[INSTRUCTION]
Each entry below is to be given again word for word, with no pictures.

--- Start AVAILABLE DATA ---

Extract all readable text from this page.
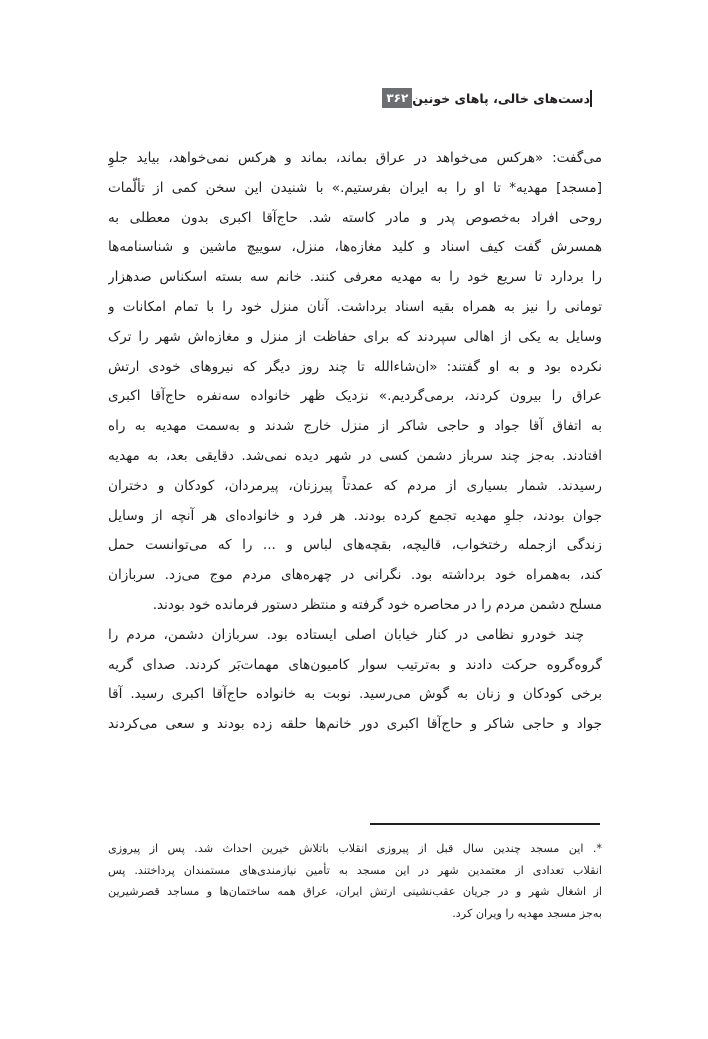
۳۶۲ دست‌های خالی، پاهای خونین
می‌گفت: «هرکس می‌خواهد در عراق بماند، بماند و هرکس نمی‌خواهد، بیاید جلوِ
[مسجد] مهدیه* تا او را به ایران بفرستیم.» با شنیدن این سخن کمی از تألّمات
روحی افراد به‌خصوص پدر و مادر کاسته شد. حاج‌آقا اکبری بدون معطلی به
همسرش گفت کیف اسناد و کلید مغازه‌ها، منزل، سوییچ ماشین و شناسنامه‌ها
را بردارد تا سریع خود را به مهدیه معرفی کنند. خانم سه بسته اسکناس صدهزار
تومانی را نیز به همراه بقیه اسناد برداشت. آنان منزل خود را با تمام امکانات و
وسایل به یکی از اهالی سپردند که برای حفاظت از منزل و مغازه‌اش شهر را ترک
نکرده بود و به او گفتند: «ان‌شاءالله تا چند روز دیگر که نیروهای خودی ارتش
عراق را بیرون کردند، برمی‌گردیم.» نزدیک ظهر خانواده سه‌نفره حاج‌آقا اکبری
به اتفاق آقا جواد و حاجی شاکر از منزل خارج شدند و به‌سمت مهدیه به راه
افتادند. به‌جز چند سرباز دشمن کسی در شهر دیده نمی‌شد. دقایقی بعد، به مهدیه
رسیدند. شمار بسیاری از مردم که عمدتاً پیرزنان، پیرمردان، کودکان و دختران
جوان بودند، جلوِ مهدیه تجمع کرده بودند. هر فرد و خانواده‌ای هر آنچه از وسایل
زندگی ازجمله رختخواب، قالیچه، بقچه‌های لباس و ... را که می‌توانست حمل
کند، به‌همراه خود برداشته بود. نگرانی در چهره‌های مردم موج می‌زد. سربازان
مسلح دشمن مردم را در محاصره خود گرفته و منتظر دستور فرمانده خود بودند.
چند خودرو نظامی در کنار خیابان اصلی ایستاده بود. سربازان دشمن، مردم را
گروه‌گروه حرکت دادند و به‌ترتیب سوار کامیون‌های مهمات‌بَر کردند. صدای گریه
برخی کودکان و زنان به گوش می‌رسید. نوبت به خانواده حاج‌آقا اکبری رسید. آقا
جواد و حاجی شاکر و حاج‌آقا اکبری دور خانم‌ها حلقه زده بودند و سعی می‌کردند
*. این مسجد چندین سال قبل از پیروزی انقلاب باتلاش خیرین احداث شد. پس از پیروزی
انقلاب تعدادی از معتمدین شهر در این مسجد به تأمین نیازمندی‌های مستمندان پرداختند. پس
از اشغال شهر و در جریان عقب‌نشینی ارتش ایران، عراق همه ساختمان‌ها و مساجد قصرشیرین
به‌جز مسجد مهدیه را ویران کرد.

--- End AVAILABLE DATA ---

[RESPONSE TO THE EXERCISE]
Extract all readable text from this page.
۳۶۲ دست‌های خالی، پاهای خونین
می‌گفت: «هرکس می‌خواهد در عراق بماند، بماند و هرکس نمی‌خواهد، بیاید جلوِ
[مسجد] مهدیه* تا او را به ایران بفرستیم.» با شنیدن این سخن کمی از تألّمات
روحی افراد به‌خصوص پدر و مادر کاسته شد. حاج‌آقا اکبری بدون معطلی به
همسرش گفت کیف اسناد و کلید مغازه‌ها، منزل، سوییچ ماشین و شناسنامه‌ها
را بردارد تا سریع خود را به مهدیه معرفی کنند. خانم سه بسته اسکناس صدهزار
تومانی را نیز به همراه بقیه اسناد برداشت. آنان منزل خود را با تمام امکانات و
وسایل به یکی از اهالی سپردند که برای حفاظت از منزل و مغازه‌اش شهر را ترک
نکرده بود و به او گفتند: «ان‌شاءالله تا چند روز دیگر که نیروهای خودی ارتش
عراق را بیرون کردند، برمی‌گردیم.» نزدیک ظهر خانواده سه‌نفره حاج‌آقا اکبری
به اتفاق آقا جواد و حاجی شاکر از منزل خارج شدند و به‌سمت مهدیه به راه
افتادند. به‌جز چند سرباز دشمن کسی در شهر دیده نمی‌شد. دقایقی بعد، به مهدیه
رسیدند. شمار بسیاری از مردم که عمدتاً پیرزنان، پیرمردان، کودکان و دختران
جوان بودند، جلوِ مهدیه تجمع کرده بودند. هر فرد و خانواده‌ای هر آنچه از وسایل
زندگی ازجمله رختخواب، قالیچه، بقچه‌های لباس و ... را که می‌توانست حمل
کند، به‌همراه خود برداشته بود. نگرانی در چهره‌های مردم موج می‌زد. سربازان
مسلح دشمن مردم را در محاصره خود گرفته و منتظر دستور فرمانده خود بودند.
چند خودرو نظامی در کنار خیابان اصلی ایستاده بود. سربازان دشمن، مردم را
گروه‌گروه حرکت دادند و به‌ترتیب سوار کامیون‌های مهمات‌بَر کردند. صدای گریه
برخی کودکان و زنان به گوش می‌رسید. نوبت به خانواده حاج‌آقا اکبری رسید. آقا
جواد و حاجی شاکر و حاج‌آقا اکبری دور خانم‌ها حلقه زده بودند و سعی می‌کردند
*. این مسجد چندین سال قبل از پیروزی انقلاب باتلاش خیرین احداث شد. پس از پیروزی
انقلاب تعدادی از معتمدین شهر در این مسجد به تأمین نیازمندی‌های مستمندان پرداختند. پس
از اشغال شهر و در جریان عقب‌نشینی ارتش ایران، عراق همه ساختمان‌ها و مساجد قصرشیرین
به‌جز مسجد مهدیه را ویران کرد.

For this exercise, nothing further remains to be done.